Work instructions:
[1] How often does knowledge double, according to the text on the children of chaos?
[2] Extend the essay on the children of chaos past its final paragraph.

Study text:
Segment Open

OUR NEXT LEADERS: CHILDREN OF CHAOS 

Way back in the 1980s, during the last days of the industrial revolution, many still remembered a phrase from earlier years. It was really common in the 1960s and 1970s. When things got too hectic then (today's equivalent would be tranquility of unknown proportions), people would say "Stop the world, I want to get off."

Today, as we whirl along at speeds and rates of change accelerating exponentially, some simply can't stand life in the crystal lane (two over from the "fast' lane). Others buffeted in the new maelstrom find it exciting, challenging and rewarding. They are tomorrow's leaders -- the children of chaos.

What people today find chaotic will tomorrow seem peaceful. Remember how in the 1960s Beatle music seemed raucous while today much of it seems subdued? Generally, only those raised in an accelerating environment learn how to run at the new speeds and how to handle the rapidly emerging technologies of the times. Very few from the recent past are managing to keep up, never mind move ahead. Those who do become the mentors of the future.

Industry is currently crying for executives who can thrive on change. They are the very few. Most executives were raised in the days of the specialist, in the age of credentialism, when a piece of paper said you could do this or that. Now, with knowledge doubling every 18 months, no school can keep up with such change. No one can issue credentials for that which has not yet been invented. Orville Wright didn't know he was an aeronautical engineer until the day after he made that historic flight at Kitty Hawk in 1903.

New fields are opening up almost daily. Europe and North America no longer have all the knowledge and all the money. Times have changed and the game has changed. Asia is moving faster. As Germany merges and older, out-dated East German industries collapse and die as if dynamited from within, totally new, highly sophisticated industries will spring up utilizing the well-educated east German work force. These organizations will, within the decade, be more modern than those that are spawning them today from West Germany.

Segment Closed

Data section:
Segment Open

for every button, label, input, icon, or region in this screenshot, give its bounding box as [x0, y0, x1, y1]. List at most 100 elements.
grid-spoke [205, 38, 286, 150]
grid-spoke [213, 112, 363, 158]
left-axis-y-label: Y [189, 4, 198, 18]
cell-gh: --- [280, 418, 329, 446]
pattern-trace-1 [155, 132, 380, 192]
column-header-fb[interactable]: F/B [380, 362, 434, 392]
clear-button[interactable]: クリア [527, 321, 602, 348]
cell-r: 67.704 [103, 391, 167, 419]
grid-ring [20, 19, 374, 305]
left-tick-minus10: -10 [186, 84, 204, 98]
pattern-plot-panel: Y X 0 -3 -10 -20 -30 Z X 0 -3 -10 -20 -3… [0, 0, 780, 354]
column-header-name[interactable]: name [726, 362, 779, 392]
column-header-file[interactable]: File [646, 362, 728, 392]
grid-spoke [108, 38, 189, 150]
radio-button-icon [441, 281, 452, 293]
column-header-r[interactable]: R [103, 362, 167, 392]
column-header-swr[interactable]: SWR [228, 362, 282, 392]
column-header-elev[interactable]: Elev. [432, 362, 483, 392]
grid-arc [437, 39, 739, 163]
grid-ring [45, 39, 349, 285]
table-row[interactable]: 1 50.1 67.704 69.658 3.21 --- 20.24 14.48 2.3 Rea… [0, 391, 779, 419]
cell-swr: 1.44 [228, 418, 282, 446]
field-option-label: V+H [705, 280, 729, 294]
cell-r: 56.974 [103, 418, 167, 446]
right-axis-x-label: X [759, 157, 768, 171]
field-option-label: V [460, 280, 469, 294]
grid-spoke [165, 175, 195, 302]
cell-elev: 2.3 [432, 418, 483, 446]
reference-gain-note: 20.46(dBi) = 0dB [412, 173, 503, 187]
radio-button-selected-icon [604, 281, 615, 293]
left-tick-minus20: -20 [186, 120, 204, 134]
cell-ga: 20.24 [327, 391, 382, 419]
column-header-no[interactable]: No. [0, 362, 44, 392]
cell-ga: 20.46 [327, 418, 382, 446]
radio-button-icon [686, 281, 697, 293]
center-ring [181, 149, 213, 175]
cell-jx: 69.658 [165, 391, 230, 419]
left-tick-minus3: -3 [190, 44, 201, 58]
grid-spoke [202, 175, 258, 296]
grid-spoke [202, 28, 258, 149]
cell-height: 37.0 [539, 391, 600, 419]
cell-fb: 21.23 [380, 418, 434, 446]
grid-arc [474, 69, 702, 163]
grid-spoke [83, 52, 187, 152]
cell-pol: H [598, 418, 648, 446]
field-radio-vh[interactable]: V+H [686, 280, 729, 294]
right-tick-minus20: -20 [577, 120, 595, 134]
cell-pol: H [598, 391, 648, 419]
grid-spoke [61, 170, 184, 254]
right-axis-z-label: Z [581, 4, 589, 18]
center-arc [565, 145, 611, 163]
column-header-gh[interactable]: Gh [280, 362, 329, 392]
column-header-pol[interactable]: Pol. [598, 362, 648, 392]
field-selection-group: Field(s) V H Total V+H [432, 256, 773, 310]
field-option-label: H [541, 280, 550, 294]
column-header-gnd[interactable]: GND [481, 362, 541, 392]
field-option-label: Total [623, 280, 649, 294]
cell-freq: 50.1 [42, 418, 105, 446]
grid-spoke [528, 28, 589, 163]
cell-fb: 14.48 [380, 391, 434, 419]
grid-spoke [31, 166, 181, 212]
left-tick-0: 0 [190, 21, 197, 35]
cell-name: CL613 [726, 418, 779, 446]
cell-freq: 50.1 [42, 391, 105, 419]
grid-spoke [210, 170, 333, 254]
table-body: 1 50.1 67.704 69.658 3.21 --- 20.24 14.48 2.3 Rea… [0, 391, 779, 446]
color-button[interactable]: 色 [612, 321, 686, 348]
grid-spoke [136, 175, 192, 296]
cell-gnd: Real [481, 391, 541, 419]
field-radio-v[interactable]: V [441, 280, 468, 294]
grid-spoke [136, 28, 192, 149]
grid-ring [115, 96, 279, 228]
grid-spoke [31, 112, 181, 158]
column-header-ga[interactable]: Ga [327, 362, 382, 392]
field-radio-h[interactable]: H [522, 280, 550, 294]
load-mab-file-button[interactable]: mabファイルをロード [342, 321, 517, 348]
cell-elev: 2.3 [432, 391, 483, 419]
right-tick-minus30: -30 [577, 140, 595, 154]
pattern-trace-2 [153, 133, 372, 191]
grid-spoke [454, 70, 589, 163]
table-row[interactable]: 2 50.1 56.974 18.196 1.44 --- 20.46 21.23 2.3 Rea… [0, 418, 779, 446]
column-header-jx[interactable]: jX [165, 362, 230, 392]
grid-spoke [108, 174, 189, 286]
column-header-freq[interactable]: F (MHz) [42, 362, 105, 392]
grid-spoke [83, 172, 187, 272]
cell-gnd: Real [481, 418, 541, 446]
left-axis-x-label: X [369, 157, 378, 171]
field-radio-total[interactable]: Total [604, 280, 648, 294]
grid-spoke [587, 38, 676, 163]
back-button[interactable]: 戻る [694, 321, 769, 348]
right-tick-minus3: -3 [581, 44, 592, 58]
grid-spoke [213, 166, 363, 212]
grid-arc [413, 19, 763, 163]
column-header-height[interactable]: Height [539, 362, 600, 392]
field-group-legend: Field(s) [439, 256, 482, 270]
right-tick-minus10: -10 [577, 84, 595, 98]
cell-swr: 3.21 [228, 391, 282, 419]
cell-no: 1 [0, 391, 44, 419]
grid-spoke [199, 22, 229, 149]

Segment Closed

Task-by-task answers:
[1] Every 18 months.

[2]
Meanwhile in North America, because of the wealth created during the Industrial Age, bureaucratic and union restrictions hold a large portion of their countries and industries hostage, insisting on maintaining old work rules from another era thus preventing industry from keeping up to the required rate of change. Death that lingers has the same result; the pain is dragged out over a longer period of time. The CEOs of such companies managed instead of leading. They managed themselves to death.

True leaders disrupt and often make others uncomfortable. They are always seeing in change, opportunity. The more conservative the company or organization, the more resistance to such change. Then because those companies or organizations didn't keep up, they fail.

Bureaucracy today is dead. Admittedly, some governments and industries haven't yet realized they suffer from the industrial equivalent of AIDS, but it is sinking in more and more each day. Industrial systems aren't working anymore. Smaller, younger, more agile companies are stealing their markets. Why are 46 percent of all companies on the Fortune 500 list in 1979 not there anymore?

Ninety percent of all the goods and services that will be available at the end of this century haven't yet been developed. Young companies usually move fastest in the crystal lane. Most older companies will vanish.

Chrysler, as we know it, will be gone by the middle of the 1990s.